Task details
Report the number of lines that hold the string "خارقا". Leave out any other text.

Source data
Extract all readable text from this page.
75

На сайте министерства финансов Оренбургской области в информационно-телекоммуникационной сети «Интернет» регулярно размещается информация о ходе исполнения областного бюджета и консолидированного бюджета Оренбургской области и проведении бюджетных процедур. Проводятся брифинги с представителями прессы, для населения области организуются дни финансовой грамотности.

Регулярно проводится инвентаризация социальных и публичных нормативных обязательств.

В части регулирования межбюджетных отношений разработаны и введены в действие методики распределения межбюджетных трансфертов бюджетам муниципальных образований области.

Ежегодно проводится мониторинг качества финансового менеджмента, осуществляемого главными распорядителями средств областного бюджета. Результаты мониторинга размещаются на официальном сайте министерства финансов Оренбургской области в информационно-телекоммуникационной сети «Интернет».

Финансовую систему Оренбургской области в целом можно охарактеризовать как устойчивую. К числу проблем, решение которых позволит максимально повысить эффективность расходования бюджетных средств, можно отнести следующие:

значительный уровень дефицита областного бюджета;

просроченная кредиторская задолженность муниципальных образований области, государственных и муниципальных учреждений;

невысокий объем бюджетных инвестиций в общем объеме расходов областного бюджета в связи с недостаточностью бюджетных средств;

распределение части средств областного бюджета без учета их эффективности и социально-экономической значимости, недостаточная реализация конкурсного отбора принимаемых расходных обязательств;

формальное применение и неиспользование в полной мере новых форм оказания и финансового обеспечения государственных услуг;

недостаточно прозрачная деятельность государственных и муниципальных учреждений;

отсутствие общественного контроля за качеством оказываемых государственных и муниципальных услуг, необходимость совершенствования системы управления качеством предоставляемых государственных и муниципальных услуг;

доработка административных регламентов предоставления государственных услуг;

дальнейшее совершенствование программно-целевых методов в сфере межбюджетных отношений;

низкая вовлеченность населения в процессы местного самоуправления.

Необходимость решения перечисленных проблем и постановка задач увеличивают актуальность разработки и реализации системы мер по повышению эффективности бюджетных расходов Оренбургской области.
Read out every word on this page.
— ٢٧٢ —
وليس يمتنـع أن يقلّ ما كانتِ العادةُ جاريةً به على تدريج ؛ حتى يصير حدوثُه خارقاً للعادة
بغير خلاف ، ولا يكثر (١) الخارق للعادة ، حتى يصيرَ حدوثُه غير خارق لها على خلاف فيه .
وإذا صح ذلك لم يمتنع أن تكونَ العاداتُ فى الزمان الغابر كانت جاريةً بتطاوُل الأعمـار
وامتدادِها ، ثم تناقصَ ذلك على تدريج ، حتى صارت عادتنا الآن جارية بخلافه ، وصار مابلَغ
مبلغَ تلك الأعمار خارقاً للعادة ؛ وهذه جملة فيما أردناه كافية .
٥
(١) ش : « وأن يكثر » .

Written answer
2